Do this
Each entry needs to be restated exactly as written.

Figure record extracts
--

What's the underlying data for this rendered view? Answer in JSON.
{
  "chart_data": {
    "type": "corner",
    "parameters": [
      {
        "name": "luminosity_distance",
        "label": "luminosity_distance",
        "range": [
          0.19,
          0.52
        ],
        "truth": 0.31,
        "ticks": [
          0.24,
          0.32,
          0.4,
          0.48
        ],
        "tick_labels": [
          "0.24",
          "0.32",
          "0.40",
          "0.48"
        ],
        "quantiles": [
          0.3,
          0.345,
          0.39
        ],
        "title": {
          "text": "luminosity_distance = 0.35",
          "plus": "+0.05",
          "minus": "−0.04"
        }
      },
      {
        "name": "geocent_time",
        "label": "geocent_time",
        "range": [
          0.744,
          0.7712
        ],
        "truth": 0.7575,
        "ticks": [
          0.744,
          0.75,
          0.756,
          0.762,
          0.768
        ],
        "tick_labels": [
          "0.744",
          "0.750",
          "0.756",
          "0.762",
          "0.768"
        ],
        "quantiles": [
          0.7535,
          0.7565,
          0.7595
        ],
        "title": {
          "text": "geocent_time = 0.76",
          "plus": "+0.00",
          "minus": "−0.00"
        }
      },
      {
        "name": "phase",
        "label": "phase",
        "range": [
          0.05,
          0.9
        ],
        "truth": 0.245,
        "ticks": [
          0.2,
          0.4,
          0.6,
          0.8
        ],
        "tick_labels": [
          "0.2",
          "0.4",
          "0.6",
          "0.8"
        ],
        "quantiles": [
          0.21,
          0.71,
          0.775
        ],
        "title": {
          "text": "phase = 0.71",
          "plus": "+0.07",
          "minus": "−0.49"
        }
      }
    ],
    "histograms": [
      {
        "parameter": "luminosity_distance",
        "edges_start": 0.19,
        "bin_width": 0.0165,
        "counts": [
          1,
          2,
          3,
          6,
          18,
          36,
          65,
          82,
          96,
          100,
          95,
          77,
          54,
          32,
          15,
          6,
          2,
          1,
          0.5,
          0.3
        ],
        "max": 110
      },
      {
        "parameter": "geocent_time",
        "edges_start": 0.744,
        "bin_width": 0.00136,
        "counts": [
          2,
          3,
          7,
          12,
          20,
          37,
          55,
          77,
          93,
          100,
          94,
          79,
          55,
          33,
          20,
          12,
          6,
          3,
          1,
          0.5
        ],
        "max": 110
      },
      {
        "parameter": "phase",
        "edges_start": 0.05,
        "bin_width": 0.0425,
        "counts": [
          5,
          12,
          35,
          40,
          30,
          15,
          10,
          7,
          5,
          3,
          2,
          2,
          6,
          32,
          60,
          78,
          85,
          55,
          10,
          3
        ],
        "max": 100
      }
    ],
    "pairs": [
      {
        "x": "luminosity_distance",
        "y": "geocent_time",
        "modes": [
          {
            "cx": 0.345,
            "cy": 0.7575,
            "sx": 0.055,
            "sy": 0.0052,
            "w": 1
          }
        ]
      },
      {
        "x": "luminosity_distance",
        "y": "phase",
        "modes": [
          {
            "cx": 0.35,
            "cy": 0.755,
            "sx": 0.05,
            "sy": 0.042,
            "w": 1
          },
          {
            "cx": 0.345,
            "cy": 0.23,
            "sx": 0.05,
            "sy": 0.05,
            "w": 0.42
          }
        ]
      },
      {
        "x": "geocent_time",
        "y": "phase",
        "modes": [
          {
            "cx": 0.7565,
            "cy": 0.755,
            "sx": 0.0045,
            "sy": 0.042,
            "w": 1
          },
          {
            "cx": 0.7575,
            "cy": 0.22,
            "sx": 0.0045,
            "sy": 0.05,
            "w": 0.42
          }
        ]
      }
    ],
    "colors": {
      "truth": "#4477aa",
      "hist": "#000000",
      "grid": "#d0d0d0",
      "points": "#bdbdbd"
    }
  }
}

--

Exercise result
What's the underlying data for this rendered view? Answer in JSON.
{
  "chart_data": {
    "type": "corner",
    "parameters": [
      {
        "name": "luminosity_distance",
        "label": "luminosity_distance",
        "range": [
          0.19,
          0.52
        ],
        "truth": 0.31,
        "ticks": [
          0.24,
          0.32,
          0.4,
          0.48
        ],
        "tick_labels": [
          "0.24",
          "0.32",
          "0.40",
          "0.48"
        ],
        "quantiles": [
          0.3,
          0.345,
          0.39
        ],
        "title": {
          "text": "luminosity_distance = 0.35",
          "plus": "+0.05",
          "minus": "−0.04"
        }
      },
      {
        "name": "geocent_time",
        "label": "geocent_time",
        "range": [
          0.744,
          0.7712
        ],
        "truth": 0.7575,
        "ticks": [
          0.744,
          0.75,
          0.756,
          0.762,
          0.768
        ],
        "tick_labels": [
          "0.744",
          "0.750",
          "0.756",
          "0.762",
          "0.768"
        ],
        "quantiles": [
          0.7535,
          0.7565,
          0.7595
        ],
        "title": {
          "text": "geocent_time = 0.76",
          "plus": "+0.00",
          "minus": "−0.00"
        }
      },
      {
        "name": "phase",
        "label": "phase",
        "range": [
          0.05,
          0.9
        ],
        "truth": 0.245,
        "ticks": [
          0.2,
          0.4,
          0.6,
          0.8
        ],
        "tick_labels": [
          "0.2",
          "0.4",
          "0.6",
          "0.8"
        ],
        "quantiles": [
          0.21,
          0.71,
          0.775
        ],
        "title": {
          "text": "phase = 0.71",
          "plus": "+0.07",
          "minus": "−0.49"
        }
      }
    ],
    "histograms": [
      {
        "parameter": "luminosity_distance",
        "edges_start": 0.19,
        "bin_width": 0.0165,
        "counts": [
          1,
          2,
          3,
          6,
          18,
          36,
          65,
          82,
          96,
          100,
          95,
          77,
          54,
          32,
          15,
          6,
          2,
          1,
          0.5,
          0.3
        ],
        "max": 110
      },
      {
        "parameter": "geocent_time",
        "edges_start": 0.744,
        "bin_width": 0.00136,
        "counts": [
          2,
          3,
          7,
          12,
          20,
          37,
          55,
          77,
          93,
          100,
          94,
          79,
          55,
          33,
          20,
          12,
          6,
          3,
          1,
          0.5
        ],
        "max": 110
      },
      {
        "parameter": "phase",
        "edges_start": 0.05,
        "bin_width": 0.0425,
        "counts": [
          5,
          12,
          35,
          40,
          30,
          15,
          10,
          7,
          5,
          3,
          2,
          2,
          6,
          32,
          60,
          78,
          85,
          55,
          10,
          3
        ],
        "max": 100
      }
    ],
    "pairs": [
      {
        "x": "luminosity_distance",
        "y": "geocent_time",
        "modes": [
          {
            "cx": 0.345,
            "cy": 0.7575,
            "sx": 0.055,
            "sy": 0.0052,
            "w": 1
          }
        ]
      },
      {
        "x": "luminosity_distance",
        "y": "phase",
        "modes": [
          {
            "cx": 0.35,
            "cy": 0.755,
            "sx": 0.05,
            "sy": 0.042,
            "w": 1
          },
          {
            "cx": 0.345,
            "cy": 0.23,
            "sx": 0.05,
            "sy": 0.05,
            "w": 0.42
          }
        ]
      },
      {
        "x": "geocent_time",
        "y": "phase",
        "modes": [
          {
            "cx": 0.7565,
            "cy": 0.755,
            "sx": 0.0045,
            "sy": 0.042,
            "w": 1
          },
          {
            "cx": 0.7575,
            "cy": 0.22,
            "sx": 0.0045,
            "sy": 0.05,
            "w": 0.42
          }
        ]
      }
    ],
    "colors": {
      "truth": "#4477aa",
      "hist": "#000000",
      "grid": "#d0d0d0",
      "points": "#bdbdbd"
    }
  }
}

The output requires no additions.